▶ Do this: Repeat all of the data precisely.

[Figure dataset records]
● ● ● ●

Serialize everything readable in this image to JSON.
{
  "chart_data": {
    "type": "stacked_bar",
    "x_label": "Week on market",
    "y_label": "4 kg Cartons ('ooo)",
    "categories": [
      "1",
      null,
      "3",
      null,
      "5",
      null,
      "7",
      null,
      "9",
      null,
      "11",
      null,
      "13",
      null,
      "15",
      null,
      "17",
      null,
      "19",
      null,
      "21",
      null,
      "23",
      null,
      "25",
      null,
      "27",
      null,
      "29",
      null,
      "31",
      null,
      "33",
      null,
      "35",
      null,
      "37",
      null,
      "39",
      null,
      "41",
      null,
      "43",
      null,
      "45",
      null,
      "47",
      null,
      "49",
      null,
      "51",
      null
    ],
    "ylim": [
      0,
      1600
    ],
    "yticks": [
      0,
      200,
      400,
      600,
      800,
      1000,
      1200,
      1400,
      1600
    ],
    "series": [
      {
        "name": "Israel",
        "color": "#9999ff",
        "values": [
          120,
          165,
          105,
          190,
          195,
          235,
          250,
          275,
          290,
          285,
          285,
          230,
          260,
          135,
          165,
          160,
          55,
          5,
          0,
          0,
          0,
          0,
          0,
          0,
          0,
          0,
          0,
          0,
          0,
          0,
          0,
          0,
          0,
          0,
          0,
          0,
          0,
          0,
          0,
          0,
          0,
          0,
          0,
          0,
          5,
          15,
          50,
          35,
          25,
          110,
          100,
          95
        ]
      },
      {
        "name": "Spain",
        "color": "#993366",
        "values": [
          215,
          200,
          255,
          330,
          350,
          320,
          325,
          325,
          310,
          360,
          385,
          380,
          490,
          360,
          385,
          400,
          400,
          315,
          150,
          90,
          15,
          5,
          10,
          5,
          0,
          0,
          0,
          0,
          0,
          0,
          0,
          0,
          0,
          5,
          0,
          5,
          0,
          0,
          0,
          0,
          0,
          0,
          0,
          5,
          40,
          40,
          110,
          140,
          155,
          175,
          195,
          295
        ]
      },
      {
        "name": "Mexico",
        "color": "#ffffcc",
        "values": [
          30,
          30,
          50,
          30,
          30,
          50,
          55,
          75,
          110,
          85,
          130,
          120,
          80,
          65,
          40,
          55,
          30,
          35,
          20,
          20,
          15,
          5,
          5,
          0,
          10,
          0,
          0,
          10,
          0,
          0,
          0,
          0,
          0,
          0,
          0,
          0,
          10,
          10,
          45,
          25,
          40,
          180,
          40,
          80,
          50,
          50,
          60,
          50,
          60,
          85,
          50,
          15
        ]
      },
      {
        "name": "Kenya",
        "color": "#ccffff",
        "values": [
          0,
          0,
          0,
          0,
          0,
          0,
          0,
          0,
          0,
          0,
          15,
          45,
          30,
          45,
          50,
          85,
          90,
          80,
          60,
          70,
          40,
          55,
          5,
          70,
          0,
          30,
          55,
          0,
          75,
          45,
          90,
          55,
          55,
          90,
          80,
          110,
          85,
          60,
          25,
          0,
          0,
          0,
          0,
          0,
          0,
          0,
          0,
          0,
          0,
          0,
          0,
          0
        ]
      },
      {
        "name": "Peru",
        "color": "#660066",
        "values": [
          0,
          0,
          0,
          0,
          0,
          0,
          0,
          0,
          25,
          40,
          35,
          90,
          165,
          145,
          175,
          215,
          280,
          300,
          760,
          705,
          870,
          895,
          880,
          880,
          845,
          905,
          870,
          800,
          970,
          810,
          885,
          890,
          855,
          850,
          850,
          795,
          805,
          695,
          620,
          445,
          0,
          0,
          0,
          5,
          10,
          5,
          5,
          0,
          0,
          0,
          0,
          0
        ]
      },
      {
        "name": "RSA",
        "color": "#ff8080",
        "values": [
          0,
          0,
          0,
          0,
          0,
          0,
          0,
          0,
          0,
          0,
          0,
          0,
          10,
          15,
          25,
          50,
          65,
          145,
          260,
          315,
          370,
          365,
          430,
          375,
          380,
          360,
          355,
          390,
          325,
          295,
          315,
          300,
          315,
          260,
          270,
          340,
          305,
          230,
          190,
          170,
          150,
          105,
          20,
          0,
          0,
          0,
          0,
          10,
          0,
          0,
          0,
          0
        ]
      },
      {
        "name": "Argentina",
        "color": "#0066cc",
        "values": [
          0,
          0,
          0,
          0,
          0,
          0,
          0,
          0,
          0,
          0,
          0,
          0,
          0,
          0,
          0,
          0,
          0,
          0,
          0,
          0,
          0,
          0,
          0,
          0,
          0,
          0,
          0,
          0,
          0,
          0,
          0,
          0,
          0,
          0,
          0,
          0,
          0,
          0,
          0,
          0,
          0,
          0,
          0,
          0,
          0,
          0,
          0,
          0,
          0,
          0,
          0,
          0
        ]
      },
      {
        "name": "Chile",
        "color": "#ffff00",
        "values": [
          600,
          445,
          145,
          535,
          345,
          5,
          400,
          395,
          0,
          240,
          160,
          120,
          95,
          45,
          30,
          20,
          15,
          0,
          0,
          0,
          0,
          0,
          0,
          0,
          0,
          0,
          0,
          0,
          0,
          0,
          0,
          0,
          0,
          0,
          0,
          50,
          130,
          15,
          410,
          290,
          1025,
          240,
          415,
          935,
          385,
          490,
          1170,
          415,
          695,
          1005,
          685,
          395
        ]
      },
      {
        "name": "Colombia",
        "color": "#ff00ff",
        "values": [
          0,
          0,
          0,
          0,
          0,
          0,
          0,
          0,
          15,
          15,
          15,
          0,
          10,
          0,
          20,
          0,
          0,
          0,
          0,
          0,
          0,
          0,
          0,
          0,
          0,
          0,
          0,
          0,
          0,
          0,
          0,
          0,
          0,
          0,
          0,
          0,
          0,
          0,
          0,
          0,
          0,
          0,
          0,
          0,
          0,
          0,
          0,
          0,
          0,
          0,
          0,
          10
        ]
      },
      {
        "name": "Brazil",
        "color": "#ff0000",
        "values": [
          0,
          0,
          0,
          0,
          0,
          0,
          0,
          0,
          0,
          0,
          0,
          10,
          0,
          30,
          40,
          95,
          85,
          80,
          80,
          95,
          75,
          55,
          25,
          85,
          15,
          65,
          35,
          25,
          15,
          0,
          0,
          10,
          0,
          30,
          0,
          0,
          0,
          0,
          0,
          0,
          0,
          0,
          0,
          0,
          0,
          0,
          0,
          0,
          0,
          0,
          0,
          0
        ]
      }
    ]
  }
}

● ● ● ●

▶ Right answer:
Serialize everything readable in this image to JSON.
{
  "chart_data": {
    "type": "stacked_bar",
    "x_label": "Week on market",
    "y_label": "4 kg Cartons ('ooo)",
    "categories": [
      "1",
      null,
      "3",
      null,
      "5",
      null,
      "7",
      null,
      "9",
      null,
      "11",
      null,
      "13",
      null,
      "15",
      null,
      "17",
      null,
      "19",
      null,
      "21",
      null,
      "23",
      null,
      "25",
      null,
      "27",
      null,
      "29",
      null,
      "31",
      null,
      "33",
      null,
      "35",
      null,
      "37",
      null,
      "39",
      null,
      "41",
      null,
      "43",
      null,
      "45",
      null,
      "47",
      null,
      "49",
      null,
      "51",
      null
    ],
    "ylim": [
      0,
      1600
    ],
    "yticks": [
      0,
      200,
      400,
      600,
      800,
      1000,
      1200,
      1400,
      1600
    ],
    "series": [
      {
        "name": "Israel",
        "color": "#9999ff",
        "values": [
          120,
          165,
          105,
          190,
          195,
          235,
          250,
          275,
          290,
          285,
          285,
          230,
          260,
          135,
          165,
          160,
          55,
          5,
          0,
          0,
          0,
          0,
          0,
          0,
          0,
          0,
          0,
          0,
          0,
          0,
          0,
          0,
          0,
          0,
          0,
          0,
          0,
          0,
          0,
          0,
          0,
          0,
          0,
          0,
          5,
          15,
          50,
          35,
          25,
          110,
          100,
          95
        ]
      },
      {
        "name": "Spain",
        "color": "#993366",
        "values": [
          215,
          200,
          255,
          330,
          350,
          320,
          325,
          325,
          310,
          360,
          385,
          380,
          490,
          360,
          385,
          400,
          400,
          315,
          150,
          90,
          15,
          5,
          10,
          5,
          0,
          0,
          0,
          0,
          0,
          0,
          0,
          0,
          0,
          5,
          0,
          5,
          0,
          0,
          0,
          0,
          0,
          0,
          0,
          5,
          40,
          40,
          110,
          140,
          155,
          175,
          195,
          295
        ]
      },
      {
        "name": "Mexico",
        "color": "#ffffcc",
        "values": [
          30,
          30,
          50,
          30,
          30,
          50,
          55,
          75,
          110,
          85,
          130,
          120,
          80,
          65,
          40,
          55,
          30,
          35,
          20,
          20,
          15,
          5,
          5,
          0,
          10,
          0,
          0,
          10,
          0,
          0,
          0,
          0,
          0,
          0,
          0,
          0,
          10,
          10,
          45,
          25,
          40,
          180,
          40,
          80,
          50,
          50,
          60,
          50,
          60,
          85,
          50,
          15
        ]
      },
      {
        "name": "Kenya",
        "color": "#ccffff",
        "values": [
          0,
          0,
          0,
          0,
          0,
          0,
          0,
          0,
          0,
          0,
          15,
          45,
          30,
          45,
          50,
          85,
          90,
          80,
          60,
          70,
          40,
          55,
          5,
          70,
          0,
          30,
          55,
          0,
          75,
          45,
          90,
          55,
          55,
          90,
          80,
          110,
          85,
          60,
          25,
          0,
          0,
          0,
          0,
          0,
          0,
          0,
          0,
          0,
          0,
          0,
          0,
          0
        ]
      },
      {
        "name": "Peru",
        "color": "#660066",
        "values": [
          0,
          0,
          0,
          0,
          0,
          0,
          0,
          0,
          25,
          40,
          35,
          90,
          165,
          145,
          175,
          215,
          280,
          300,
          760,
          705,
          870,
          895,
          880,
          880,
          845,
          905,
          870,
          800,
          970,
          810,
          885,
          890,
          855,
          850,
          850,
          795,
          805,
          695,
          620,
          445,
          0,
          0,
          0,
          5,
          10,
          5,
          5,
          0,
          0,
          0,
          0,
          0
        ]
      },
      {
        "name": "RSA",
        "color": "#ff8080",
        "values": [
          0,
          0,
          0,
          0,
          0,
          0,
          0,
          0,
          0,
          0,
          0,
          0,
          10,
          15,
          25,
          50,
          65,
          145,
          260,
          315,
          370,
          365,
          430,
          375,
          380,
          360,
          355,
          390,
          325,
          295,
          315,
          300,
          315,
          260,
          270,
          340,
          305,
          230,
          190,
          170,
          150,
          105,
          20,
          0,
          0,
          0,
          0,
          10,
          0,
          0,
          0,
          0
        ]
      },
      {
        "name": "Argentina",
        "color": "#0066cc",
        "values": [
          0,
          0,
          0,
          0,
          0,
          0,
          0,
          0,
          0,
          0,
          0,
          0,
          0,
          0,
          0,
          0,
          0,
          0,
          0,
          0,
          0,
          0,
          0,
          0,
          0,
          0,
          0,
          0,
          0,
          0,
          0,
          0,
          0,
          0,
          0,
          0,
          0,
          0,
          0,
          0,
          0,
          0,
          0,
          0,
          0,
          0,
          0,
          0,
          0,
          0,
          0,
          0
        ]
      },
      {
        "name": "Chile",
        "color": "#ffff00",
        "values": [
          600,
          445,
          145,
          535,
          345,
          5,
          400,
          395,
          0,
          240,
          160,
          120,
          95,
          45,
          30,
          20,
          15,
          0,
          0,
          0,
          0,
          0,
          0,
          0,
          0,
          0,
          0,
          0,
          0,
          0,
          0,
          0,
          0,
          0,
          0,
          50,
          130,
          15,
          410,
          290,
          1025,
          240,
          415,
          935,
          385,
          490,
          1170,
          415,
          695,
          1005,
          685,
          395
        ]
      },
      {
        "name": "Colombia",
        "color": "#ff00ff",
        "values": [
          0,
          0,
          0,
          0,
          0,
          0,
          0,
          0,
          15,
          15,
          15,
          0,
          10,
          0,
          20,
          0,
          0,
          0,
          0,
          0,
          0,
          0,
          0,
          0,
          0,
          0,
          0,
          0,
          0,
          0,
          0,
          0,
          0,
          0,
          0,
          0,
          0,
          0,
          0,
          0,
          0,
          0,
          0,
          0,
          0,
          0,
          0,
          0,
          0,
          0,
          0,
          10
        ]
      },
      {
        "name": "Brazil",
        "color": "#ff0000",
        "values": [
          0,
          0,
          0,
          0,
          0,
          0,
          0,
          0,
          0,
          0,
          0,
          10,
          0,
          30,
          40,
          95,
          85,
          80,
          80,
          95,
          75,
          55,
          25,
          85,
          15,
          65,
          35,
          25,
          15,
          0,
          0,
          10,
          0,
          30,
          0,
          0,
          0,
          0,
          0,
          0,
          0,
          0,
          0,
          0,
          0,
          0,
          0,
          0,
          0,
          0,
          0,
          0
        ]
      }
    ]
  }
}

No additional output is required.